-- Begin STORED DATA --
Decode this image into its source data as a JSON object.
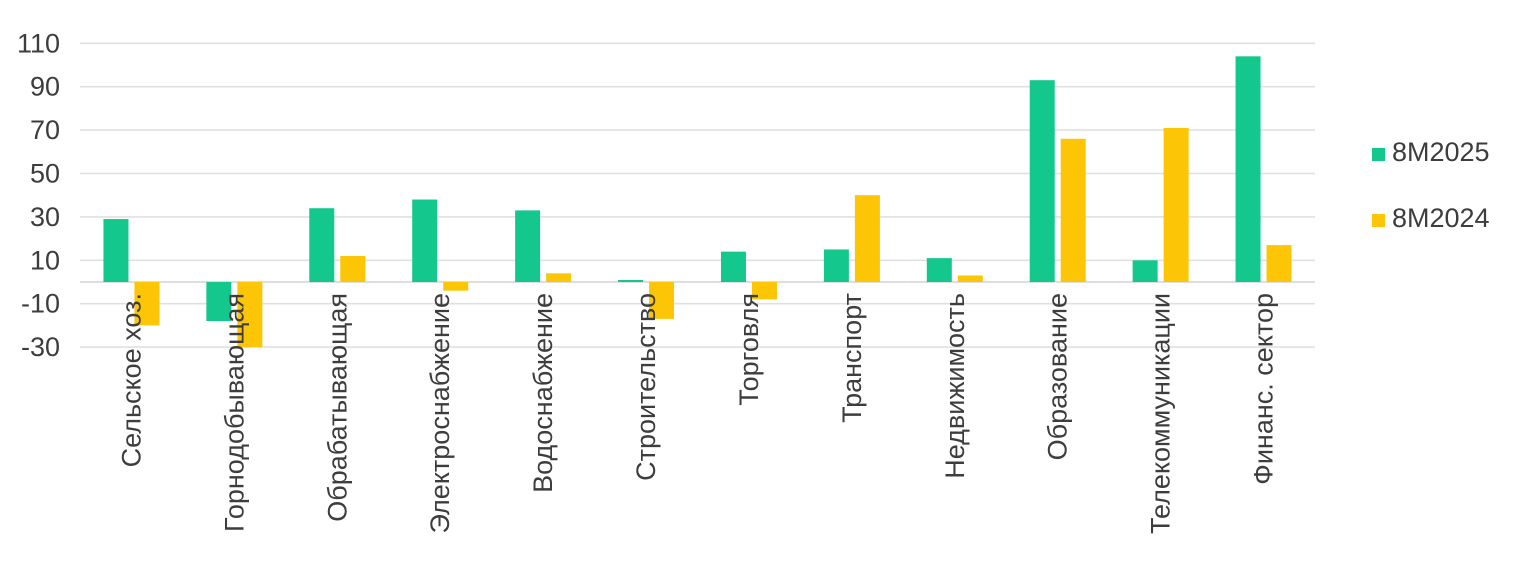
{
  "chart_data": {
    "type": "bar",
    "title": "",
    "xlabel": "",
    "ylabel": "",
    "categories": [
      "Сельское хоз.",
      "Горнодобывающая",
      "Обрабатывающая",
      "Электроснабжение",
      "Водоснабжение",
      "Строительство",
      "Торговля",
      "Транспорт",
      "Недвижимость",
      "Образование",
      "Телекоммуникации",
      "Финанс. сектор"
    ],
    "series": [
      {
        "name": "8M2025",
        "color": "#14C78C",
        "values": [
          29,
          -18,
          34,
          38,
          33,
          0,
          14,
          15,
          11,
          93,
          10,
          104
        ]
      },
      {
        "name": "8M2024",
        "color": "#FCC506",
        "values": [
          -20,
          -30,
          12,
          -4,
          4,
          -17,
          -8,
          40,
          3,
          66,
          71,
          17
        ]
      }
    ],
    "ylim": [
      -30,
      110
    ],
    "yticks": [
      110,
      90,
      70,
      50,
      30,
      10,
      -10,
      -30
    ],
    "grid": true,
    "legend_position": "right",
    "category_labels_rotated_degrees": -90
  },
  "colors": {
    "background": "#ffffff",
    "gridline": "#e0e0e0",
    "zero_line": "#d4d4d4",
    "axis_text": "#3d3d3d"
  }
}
-- End STORED DATA --
-- Begin STORED DATA --
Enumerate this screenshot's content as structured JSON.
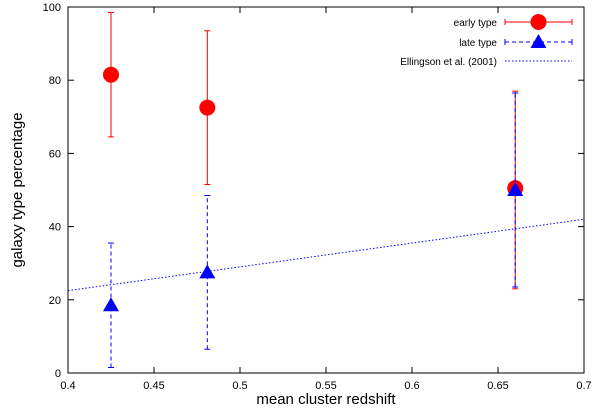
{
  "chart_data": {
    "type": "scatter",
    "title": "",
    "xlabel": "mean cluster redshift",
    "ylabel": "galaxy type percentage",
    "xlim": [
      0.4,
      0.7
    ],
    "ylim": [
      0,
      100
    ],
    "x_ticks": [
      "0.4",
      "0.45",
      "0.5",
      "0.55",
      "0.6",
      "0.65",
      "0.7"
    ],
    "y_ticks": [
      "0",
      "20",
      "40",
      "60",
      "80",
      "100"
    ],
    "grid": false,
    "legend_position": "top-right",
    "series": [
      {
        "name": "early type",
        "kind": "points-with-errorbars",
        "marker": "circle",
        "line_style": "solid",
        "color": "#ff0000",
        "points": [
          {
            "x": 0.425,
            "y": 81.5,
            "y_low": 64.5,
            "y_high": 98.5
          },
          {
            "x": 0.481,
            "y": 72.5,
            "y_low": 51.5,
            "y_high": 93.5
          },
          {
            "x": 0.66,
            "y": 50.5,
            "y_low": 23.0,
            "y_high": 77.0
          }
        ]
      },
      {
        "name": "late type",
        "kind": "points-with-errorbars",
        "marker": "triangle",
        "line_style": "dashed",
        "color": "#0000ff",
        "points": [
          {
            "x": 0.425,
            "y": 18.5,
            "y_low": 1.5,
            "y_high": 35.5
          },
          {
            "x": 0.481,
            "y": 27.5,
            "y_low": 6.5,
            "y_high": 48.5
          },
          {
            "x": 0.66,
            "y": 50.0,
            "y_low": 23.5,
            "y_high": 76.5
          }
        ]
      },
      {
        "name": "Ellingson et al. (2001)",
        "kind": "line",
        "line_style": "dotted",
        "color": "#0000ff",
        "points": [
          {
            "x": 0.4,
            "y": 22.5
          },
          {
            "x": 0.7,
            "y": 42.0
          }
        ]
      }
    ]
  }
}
-- End STORED DATA --
-- Begin STORED DATA --
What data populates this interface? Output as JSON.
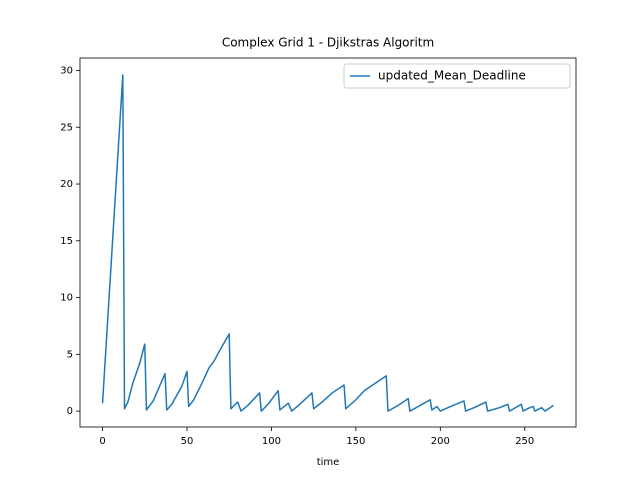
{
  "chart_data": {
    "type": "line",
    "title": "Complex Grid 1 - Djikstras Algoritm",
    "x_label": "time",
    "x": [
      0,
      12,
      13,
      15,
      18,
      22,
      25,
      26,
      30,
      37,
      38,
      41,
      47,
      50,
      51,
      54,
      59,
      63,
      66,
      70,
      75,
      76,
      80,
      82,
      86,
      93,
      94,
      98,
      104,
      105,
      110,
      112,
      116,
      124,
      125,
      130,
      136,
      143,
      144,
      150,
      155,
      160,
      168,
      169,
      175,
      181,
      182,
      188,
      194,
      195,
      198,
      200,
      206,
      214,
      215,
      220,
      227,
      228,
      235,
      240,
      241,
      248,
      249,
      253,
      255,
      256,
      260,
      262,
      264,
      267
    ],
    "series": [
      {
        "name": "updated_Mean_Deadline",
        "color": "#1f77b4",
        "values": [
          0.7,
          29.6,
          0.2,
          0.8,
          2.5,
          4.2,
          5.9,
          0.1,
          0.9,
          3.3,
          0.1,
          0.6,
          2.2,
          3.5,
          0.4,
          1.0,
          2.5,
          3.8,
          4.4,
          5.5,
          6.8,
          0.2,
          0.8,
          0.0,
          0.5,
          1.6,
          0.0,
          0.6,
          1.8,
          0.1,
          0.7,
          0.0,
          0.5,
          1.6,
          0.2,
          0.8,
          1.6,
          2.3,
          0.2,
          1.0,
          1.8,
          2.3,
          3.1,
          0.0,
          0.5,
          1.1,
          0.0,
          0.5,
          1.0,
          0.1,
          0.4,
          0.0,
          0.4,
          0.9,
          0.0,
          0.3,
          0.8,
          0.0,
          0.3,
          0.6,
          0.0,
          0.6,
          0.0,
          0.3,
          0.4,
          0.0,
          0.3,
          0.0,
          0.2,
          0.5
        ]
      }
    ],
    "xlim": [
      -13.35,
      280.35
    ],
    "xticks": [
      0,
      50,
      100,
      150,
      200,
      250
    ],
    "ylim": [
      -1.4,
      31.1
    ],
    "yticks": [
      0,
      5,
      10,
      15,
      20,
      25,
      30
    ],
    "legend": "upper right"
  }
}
-- End STORED DATA --
**WORK REQUIRED**
Determine how many lines in the listing above hold the word "this", answering with the number only.

**OUTPUT**
3